**Raw records:**
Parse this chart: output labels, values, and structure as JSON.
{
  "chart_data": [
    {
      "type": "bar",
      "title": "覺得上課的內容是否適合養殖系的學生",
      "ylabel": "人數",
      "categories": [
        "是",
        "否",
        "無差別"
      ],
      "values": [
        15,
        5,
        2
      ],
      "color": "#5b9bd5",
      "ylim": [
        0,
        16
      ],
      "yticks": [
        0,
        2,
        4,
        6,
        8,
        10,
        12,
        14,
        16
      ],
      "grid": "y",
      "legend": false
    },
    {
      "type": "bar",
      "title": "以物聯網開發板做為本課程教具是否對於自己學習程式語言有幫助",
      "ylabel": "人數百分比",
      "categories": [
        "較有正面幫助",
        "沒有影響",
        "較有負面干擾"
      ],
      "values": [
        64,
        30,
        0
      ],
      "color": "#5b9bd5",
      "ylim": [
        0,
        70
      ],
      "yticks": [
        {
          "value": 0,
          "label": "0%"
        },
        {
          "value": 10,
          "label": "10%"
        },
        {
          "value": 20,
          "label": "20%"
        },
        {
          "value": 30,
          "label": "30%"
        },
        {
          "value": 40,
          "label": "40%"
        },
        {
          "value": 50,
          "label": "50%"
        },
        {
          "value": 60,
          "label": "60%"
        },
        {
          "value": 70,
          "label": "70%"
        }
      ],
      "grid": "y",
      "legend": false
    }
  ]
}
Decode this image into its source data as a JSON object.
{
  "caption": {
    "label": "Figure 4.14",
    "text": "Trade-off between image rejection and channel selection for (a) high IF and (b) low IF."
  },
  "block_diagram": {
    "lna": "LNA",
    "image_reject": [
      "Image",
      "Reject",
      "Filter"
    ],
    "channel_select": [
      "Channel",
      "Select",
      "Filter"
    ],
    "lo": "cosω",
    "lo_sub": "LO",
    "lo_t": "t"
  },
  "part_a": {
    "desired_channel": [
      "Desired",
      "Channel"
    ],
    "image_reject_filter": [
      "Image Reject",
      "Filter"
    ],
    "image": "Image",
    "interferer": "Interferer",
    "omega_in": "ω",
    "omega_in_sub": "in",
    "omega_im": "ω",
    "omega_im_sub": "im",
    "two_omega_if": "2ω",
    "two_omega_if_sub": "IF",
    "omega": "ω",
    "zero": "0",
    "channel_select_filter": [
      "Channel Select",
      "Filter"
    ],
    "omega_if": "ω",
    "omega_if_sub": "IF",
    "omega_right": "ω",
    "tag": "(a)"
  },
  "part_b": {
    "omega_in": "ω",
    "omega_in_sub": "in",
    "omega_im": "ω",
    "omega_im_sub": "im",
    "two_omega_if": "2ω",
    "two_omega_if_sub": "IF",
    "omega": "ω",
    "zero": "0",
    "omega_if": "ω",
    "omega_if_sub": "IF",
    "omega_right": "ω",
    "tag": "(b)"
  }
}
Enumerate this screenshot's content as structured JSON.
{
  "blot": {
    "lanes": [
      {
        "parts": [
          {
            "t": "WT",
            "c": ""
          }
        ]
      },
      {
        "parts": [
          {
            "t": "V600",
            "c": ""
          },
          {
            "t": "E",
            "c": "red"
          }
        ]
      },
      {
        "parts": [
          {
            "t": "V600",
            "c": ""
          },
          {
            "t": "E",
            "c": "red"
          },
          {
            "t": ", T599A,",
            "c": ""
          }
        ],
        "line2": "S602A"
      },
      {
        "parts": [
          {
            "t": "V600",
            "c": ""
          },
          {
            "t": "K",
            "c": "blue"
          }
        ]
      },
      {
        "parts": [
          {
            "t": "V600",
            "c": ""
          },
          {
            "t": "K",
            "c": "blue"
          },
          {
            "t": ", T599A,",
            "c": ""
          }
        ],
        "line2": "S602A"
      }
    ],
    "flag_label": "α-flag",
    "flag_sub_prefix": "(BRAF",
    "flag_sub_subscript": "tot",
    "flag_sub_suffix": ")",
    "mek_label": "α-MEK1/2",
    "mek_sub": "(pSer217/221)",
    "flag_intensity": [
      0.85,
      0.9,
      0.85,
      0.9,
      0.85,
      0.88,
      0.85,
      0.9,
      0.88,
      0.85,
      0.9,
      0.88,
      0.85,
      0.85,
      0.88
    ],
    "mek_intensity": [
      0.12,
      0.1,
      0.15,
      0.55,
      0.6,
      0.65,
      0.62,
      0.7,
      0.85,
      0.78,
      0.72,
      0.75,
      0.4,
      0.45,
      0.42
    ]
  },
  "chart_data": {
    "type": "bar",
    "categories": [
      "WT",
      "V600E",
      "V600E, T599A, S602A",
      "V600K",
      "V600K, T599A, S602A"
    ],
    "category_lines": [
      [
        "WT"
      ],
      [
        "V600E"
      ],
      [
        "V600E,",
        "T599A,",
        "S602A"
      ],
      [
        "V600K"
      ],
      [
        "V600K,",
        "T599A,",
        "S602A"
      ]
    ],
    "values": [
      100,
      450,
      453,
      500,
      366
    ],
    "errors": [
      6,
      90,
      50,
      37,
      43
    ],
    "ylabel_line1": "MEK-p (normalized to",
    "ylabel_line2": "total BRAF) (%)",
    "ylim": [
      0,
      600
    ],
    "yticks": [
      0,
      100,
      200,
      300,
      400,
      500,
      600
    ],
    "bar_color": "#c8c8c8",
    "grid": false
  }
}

**What this task involves:**
Repeat each record in full; every line must match exactly.

**Exercise answer:**
Parse this chart: output labels, values, and structure as JSON.
{
  "chart_data": [
    {
      "type": "bar",
      "title": "覺得上課的內容是否適合養殖系的學生",
      "ylabel": "人數",
      "categories": [
        "是",
        "否",
        "無差別"
      ],
      "values": [
        15,
        5,
        2
      ],
      "color": "#5b9bd5",
      "ylim": [
        0,
        16
      ],
      "yticks": [
        0,
        2,
        4,
        6,
        8,
        10,
        12,
        14,
        16
      ],
      "grid": "y",
      "legend": false
    },
    {
      "type": "bar",
      "title": "以物聯網開發板做為本課程教具是否對於自己學習程式語言有幫助",
      "ylabel": "人數百分比",
      "categories": [
        "較有正面幫助",
        "沒有影響",
        "較有負面干擾"
      ],
      "values": [
        64,
        30,
        0
      ],
      "color": "#5b9bd5",
      "ylim": [
        0,
        70
      ],
      "yticks": [
        {
          "value": 0,
          "label": "0%"
        },
        {
          "value": 10,
          "label": "10%"
        },
        {
          "value": 20,
          "label": "20%"
        },
        {
          "value": 30,
          "label": "30%"
        },
        {
          "value": 40,
          "label": "40%"
        },
        {
          "value": 50,
          "label": "50%"
        },
        {
          "value": 60,
          "label": "60%"
        },
        {
          "value": 70,
          "label": "70%"
        }
      ],
      "grid": "y",
      "legend": false
    }
  ]
}
Decode this image into its source data as a JSON object.
{
  "caption": {
    "label": "Figure 4.14",
    "text": "Trade-off between image rejection and channel selection for (a) high IF and (b) low IF."
  },
  "block_diagram": {
    "lna": "LNA",
    "image_reject": [
      "Image",
      "Reject",
      "Filter"
    ],
    "channel_select": [
      "Channel",
      "Select",
      "Filter"
    ],
    "lo": "cosω",
    "lo_sub": "LO",
    "lo_t": "t"
  },
  "part_a": {
    "desired_channel": [
      "Desired",
      "Channel"
    ],
    "image_reject_filter": [
      "Image Reject",
      "Filter"
    ],
    "image": "Image",
    "interferer": "Interferer",
    "omega_in": "ω",
    "omega_in_sub": "in",
    "omega_im": "ω",
    "omega_im_sub": "im",
    "two_omega_if": "2ω",
    "two_omega_if_sub": "IF",
    "omega": "ω",
    "zero": "0",
    "channel_select_filter": [
      "Channel Select",
      "Filter"
    ],
    "omega_if": "ω",
    "omega_if_sub": "IF",
    "omega_right": "ω",
    "tag": "(a)"
  },
  "part_b": {
    "omega_in": "ω",
    "omega_in_sub": "in",
    "omega_im": "ω",
    "omega_im_sub": "im",
    "two_omega_if": "2ω",
    "two_omega_if_sub": "IF",
    "omega": "ω",
    "zero": "0",
    "omega_if": "ω",
    "omega_if_sub": "IF",
    "omega_right": "ω",
    "tag": "(b)"
  }
}
Enumerate this screenshot's content as structured JSON.
{
  "blot": {
    "lanes": [
      {
        "parts": [
          {
            "t": "WT",
            "c": ""
          }
        ]
      },
      {
        "parts": [
          {
            "t": "V600",
            "c": ""
          },
          {
            "t": "E",
            "c": "red"
          }
        ]
      },
      {
        "parts": [
          {
            "t": "V600",
            "c": ""
          },
          {
            "t": "E",
            "c": "red"
          },
          {
            "t": ", T599A,",
            "c": ""
          }
        ],
        "line2": "S602A"
      },
      {
        "parts": [
          {
            "t": "V600",
            "c": ""
          },
          {
            "t": "K",
            "c": "blue"
          }
        ]
      },
      {
        "parts": [
          {
            "t": "V600",
            "c": ""
          },
          {
            "t": "K",
            "c": "blue"
          },
          {
            "t": ", T599A,",
            "c": ""
          }
        ],
        "line2": "S602A"
      }
    ],
    "flag_label": "α-flag",
    "flag_sub_prefix": "(BRAF",
    "flag_sub_subscript": "tot",
    "flag_sub_suffix": ")",
    "mek_label": "α-MEK1/2",
    "mek_sub": "(pSer217/221)",
    "flag_intensity": [
      0.85,
      0.9,
      0.85,
      0.9,
      0.85,
      0.88,
      0.85,
      0.9,
      0.88,
      0.85,
      0.9,
      0.88,
      0.85,
      0.85,
      0.88
    ],
    "mek_intensity": [
      0.12,
      0.1,
      0.15,
      0.55,
      0.6,
      0.65,
      0.62,
      0.7,
      0.85,
      0.78,
      0.72,
      0.75,
      0.4,
      0.45,
      0.42
    ]
  },
  "chart_data": {
    "type": "bar",
    "categories": [
      "WT",
      "V600E",
      "V600E, T599A, S602A",
      "V600K",
      "V600K, T599A, S602A"
    ],
    "category_lines": [
      [
        "WT"
      ],
      [
        "V600E"
      ],
      [
        "V600E,",
        "T599A,",
        "S602A"
      ],
      [
        "V600K"
      ],
      [
        "V600K,",
        "T599A,",
        "S602A"
      ]
    ],
    "values": [
      100,
      450,
      453,
      500,
      366
    ],
    "errors": [
      6,
      90,
      50,
      37,
      43
    ],
    "ylabel_line1": "MEK-p (normalized to",
    "ylabel_line2": "total BRAF) (%)",
    "ylim": [
      0,
      600
    ],
    "yticks": [
      0,
      100,
      200,
      300,
      400,
      500,
      600
    ],
    "bar_color": "#c8c8c8",
    "grid": false
  }
}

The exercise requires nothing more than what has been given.